Directions for this task =>
In the material below, identify each line bearing the word "сетевой". Reproduce those lines.

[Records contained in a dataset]
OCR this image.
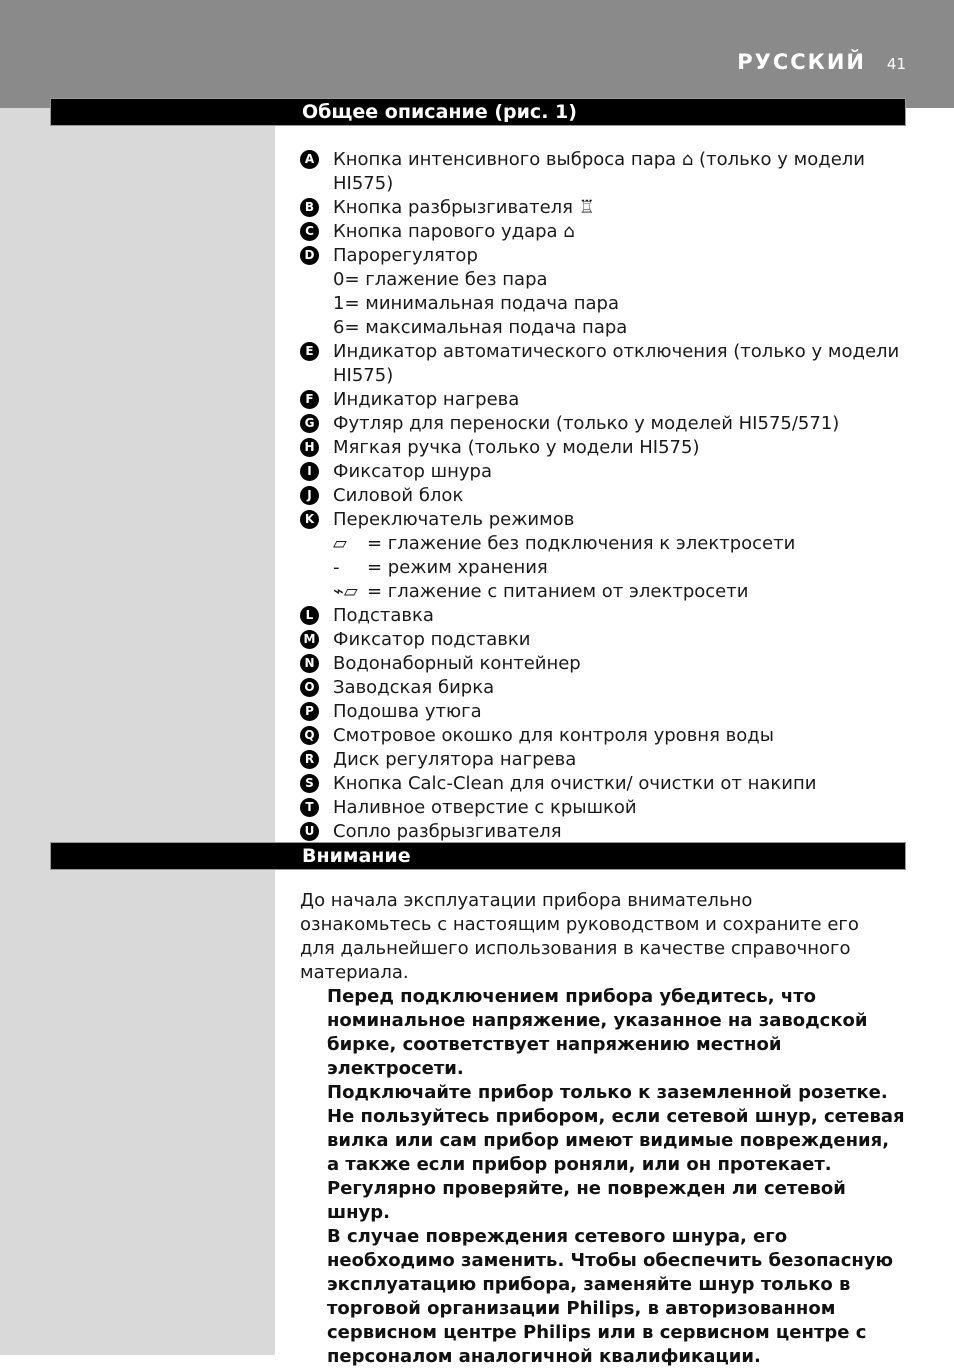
РУССКИЙ 41
Общее описание (рис. 1)
A Кнопка интенсивного выброса пара ⌂ (только у модели HI575)
B Кнопка разбрызгивателя ♖
C Кнопка парового удара ⌂
D Парорегулятор
0= глажение без пара
1= минимальная подача пара
6= максимальная подача пара
E	Индикатор автоматического отключения (только у модели HI575)
F	Индикатор нагрева
G Футляр для переноски (только у моделей HI575/571)
H Мягкая ручка (только у модели HI575)
I	Фиксатор шнура
J	Силовой блок
K Переключатель режимов
▱ = глажение без подключения к электросети
- = режим хранения
⌁▱ = глажение с питанием от электросети
L	Подставка
M Фиксатор подставки
N Водонаборный контейнер
O Заводская бирка
P Подошва утюга
Q Смотровое окошко для контроля уровня воды
R Диск регулятора нагрева
S Кнопка Calc-Clean для очистки/ очистки от накипи
T	Наливное отверстие с крышкой
U Сопло разбрызгивателя
Внимание

До начала эксплуатации прибора внимательно ознакомьтесь с настоящим руководством и сохраните его для дальнейшего использования в качестве справочного материала.

Перед подключением прибора убедитесь, что номинальное напряжение, указанное на заводской бирке, соответствует напряжению местной электросети.

Подключайте прибор только к заземленной розетке.

Не пользуйтесь прибором, если сетевой шнур, сетевая вилка или сам прибор имеют видимые повреждения, а также если прибор роняли, или он протекает.

Регулярно проверяйте, не поврежден ли сетевой шнур.

В случае повреждения сетевого шнура, его необходимо заменить. Чтобы обеспечить безопасную эксплуатацию прибора, заменяйте шнур только в торговой организации Philips, в авторизованном сервисном центре Philips или в сервисном центре с персоналом аналогичной квалификации.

Expected output =>
Не пользуйтесь прибором, если сетевой шнур, сетевая вилка или сам прибор имеют видимые повреждения, а также если прибор роняли, или он протекает.
Регулярно проверяйте, не поврежден ли сетевой шнур.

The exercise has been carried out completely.